According to the abstract below, in what year did Oracle suffer its first known product vulnerability?

::: SELECTED EXCERPT :::

Abstract: In 1994, Oracle suffered its first known product vulnerability and reacted by sending a patch to every customer on tape or those new shiny CDs. But Oracle’s dedication to security famously goes back to its first customer, the CIA. Some years and several product acquisitions later, Oracle’s approach to security assurance is still rooted in that history of putting protection of its customers first. As well as reviewing Oracle’s product vulnerability handling practices, this presentation will explain the core elements and challenges of Oracle’s Software Security Assurance program including:

 

  • Comprehensive security analysis and testing
  • Secure configurations with guides and utilities to identify deviation from known secure states
  • Independent product security testing evaluations and validations
  • Building a decentralised, delegated, internal security community
  • Applying security bar-raising changes
  • Introducing cultural and process change to new product acquisitions

Speaker Bio: Duncan Harris is senior director of security assurance at Oracle, responsible for all product security vulnerability handling, for Oracle’s internal ethical hacking team, for formal product security evaluations such as Common Criteria and FIPS 140, and for defining, educating, evangelising and ensuring compliance to internal secure development standards. He provides broad security advice to Oracle information security, legal, HR, marketing, PR, internal audit and physical security teams, and takes an active role in defining new direction for security in Oracle’s core database and application server products, based on the weaknesses and vulnerabilities his team and real world hackers identify and expose. Duncan notably constructed the technical proof behind Oracle’s “Unbreakable” marketing campaign.

Over his 18 years at Oracle, he has also been the product manager for Trusted Oracle7, Oracle’s B1 multilevel secure database, now replaced by Oracle Label Security, and he has been involved with all Oracle’s product security evaluations and validations. Prior to Oracle, he worked as a UK government security evaluator and on various UK classified systems.

::: DATASET CONTENT :::

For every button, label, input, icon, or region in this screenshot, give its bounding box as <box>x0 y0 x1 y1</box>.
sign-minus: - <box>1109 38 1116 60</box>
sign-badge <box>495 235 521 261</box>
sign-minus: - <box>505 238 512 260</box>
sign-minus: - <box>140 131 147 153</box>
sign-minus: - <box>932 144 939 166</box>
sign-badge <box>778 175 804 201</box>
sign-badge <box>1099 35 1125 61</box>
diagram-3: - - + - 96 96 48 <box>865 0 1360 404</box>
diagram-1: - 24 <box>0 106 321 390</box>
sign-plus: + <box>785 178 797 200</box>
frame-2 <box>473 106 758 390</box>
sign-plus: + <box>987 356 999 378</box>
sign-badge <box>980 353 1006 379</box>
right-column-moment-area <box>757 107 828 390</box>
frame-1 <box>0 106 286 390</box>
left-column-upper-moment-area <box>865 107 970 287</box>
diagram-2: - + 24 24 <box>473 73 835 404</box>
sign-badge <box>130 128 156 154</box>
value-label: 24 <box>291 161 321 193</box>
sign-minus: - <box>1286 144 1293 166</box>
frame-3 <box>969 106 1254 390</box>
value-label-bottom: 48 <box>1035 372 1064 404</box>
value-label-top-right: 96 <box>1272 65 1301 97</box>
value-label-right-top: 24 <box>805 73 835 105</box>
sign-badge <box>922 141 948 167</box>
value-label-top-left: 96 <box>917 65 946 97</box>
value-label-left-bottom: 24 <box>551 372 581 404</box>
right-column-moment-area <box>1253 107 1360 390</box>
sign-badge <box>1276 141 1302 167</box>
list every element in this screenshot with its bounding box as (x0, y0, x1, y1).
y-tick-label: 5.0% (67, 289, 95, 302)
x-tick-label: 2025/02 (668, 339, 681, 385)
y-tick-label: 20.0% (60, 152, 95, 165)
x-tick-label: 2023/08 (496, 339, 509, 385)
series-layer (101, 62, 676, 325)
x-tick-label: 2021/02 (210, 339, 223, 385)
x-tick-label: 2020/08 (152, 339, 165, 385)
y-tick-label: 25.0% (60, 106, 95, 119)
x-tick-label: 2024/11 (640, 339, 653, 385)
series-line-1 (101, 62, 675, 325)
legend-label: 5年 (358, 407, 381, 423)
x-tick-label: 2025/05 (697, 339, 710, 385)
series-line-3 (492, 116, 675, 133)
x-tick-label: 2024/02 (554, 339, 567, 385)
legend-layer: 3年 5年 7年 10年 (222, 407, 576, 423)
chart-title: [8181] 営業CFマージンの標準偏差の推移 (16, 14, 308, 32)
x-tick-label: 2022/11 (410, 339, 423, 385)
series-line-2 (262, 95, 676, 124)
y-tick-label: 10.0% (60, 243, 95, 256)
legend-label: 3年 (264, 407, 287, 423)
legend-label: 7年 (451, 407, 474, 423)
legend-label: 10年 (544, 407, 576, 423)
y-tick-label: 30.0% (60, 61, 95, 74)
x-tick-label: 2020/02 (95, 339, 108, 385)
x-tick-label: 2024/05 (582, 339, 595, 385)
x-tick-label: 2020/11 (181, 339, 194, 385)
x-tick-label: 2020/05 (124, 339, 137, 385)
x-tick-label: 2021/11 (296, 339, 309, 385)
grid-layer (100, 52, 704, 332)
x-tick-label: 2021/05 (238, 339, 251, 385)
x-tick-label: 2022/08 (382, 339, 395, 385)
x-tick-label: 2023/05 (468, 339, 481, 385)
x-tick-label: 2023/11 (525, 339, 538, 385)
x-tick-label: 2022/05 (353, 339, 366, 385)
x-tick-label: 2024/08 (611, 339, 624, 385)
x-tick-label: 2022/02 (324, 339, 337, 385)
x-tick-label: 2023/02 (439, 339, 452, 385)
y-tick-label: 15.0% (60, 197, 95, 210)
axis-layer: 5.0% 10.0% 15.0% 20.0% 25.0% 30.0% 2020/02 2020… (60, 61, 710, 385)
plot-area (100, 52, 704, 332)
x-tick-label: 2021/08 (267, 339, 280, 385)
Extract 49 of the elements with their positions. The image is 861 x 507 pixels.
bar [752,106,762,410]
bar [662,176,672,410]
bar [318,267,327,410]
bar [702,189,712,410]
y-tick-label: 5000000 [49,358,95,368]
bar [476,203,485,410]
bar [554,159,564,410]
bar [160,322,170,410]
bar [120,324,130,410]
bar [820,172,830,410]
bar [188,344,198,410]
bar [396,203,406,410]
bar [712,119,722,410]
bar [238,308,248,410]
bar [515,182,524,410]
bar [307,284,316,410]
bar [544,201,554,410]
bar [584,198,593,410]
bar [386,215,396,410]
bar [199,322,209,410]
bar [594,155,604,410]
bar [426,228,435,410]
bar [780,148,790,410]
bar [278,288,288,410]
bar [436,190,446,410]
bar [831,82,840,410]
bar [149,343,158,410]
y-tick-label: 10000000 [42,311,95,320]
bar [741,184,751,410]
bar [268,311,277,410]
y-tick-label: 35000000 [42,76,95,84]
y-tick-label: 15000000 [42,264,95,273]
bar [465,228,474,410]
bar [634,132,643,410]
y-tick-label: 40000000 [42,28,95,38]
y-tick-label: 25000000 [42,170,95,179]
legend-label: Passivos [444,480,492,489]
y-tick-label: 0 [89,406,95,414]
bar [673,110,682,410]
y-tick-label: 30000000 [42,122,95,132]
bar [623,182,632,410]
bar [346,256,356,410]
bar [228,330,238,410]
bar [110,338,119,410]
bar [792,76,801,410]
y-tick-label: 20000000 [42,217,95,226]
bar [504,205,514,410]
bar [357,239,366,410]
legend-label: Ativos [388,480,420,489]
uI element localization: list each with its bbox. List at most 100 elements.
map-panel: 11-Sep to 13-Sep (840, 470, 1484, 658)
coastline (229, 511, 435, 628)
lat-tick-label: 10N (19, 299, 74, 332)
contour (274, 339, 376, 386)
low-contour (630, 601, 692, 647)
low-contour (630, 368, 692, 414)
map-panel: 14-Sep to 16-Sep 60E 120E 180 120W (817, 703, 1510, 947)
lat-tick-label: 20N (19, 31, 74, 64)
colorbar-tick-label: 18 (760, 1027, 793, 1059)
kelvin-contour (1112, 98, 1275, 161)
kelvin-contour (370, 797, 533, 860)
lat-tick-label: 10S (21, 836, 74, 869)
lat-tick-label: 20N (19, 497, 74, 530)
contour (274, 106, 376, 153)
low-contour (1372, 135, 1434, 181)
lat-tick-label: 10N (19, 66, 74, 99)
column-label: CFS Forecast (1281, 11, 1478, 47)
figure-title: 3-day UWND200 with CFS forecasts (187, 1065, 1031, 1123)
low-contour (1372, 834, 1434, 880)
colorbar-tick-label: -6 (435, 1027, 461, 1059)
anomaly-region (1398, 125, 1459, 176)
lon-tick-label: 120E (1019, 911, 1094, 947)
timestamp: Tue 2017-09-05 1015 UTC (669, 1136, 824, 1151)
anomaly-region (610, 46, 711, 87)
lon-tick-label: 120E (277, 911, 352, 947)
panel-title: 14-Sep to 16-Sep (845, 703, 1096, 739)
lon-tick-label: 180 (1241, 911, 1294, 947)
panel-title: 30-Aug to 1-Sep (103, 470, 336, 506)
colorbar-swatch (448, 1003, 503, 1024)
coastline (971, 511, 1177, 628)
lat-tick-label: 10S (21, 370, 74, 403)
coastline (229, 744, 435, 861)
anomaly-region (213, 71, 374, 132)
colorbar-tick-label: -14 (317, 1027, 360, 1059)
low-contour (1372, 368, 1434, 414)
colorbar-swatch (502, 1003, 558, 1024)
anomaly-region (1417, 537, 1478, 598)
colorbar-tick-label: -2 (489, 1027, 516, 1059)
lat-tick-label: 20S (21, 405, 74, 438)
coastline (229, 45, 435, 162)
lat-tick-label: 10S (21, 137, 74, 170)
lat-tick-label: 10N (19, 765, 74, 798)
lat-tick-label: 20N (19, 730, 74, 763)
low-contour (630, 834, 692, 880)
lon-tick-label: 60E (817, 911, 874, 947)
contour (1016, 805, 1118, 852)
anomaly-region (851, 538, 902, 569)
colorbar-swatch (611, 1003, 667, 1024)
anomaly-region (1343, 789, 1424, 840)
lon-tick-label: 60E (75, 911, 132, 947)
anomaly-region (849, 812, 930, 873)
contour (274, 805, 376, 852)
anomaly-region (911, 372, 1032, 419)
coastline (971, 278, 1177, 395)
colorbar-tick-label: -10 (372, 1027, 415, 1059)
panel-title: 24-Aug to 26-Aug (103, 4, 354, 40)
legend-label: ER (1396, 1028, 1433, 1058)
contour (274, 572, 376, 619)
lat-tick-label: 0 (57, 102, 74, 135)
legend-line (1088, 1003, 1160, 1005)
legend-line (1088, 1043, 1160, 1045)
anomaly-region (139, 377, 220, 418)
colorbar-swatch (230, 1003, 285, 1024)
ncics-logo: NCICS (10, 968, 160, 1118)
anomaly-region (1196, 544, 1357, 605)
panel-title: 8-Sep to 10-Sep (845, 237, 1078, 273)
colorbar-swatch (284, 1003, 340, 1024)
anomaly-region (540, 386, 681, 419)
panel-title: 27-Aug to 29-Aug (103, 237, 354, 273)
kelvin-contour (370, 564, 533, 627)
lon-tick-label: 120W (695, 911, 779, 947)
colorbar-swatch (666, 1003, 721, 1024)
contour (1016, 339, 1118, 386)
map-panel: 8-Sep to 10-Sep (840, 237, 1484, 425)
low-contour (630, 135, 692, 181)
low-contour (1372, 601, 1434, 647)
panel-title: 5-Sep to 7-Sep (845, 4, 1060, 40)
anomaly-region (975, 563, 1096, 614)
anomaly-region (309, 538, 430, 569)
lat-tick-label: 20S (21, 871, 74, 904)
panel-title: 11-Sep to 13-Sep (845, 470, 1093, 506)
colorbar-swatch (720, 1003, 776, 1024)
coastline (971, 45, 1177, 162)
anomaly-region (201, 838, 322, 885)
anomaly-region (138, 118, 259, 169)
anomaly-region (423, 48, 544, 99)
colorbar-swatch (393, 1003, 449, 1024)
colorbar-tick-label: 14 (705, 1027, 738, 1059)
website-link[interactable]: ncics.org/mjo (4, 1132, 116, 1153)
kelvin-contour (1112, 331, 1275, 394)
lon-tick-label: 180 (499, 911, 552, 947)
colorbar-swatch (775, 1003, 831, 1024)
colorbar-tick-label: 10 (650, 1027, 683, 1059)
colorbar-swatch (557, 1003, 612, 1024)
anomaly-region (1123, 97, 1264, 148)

:::

**OUTPUT OF THE TASK:**
1994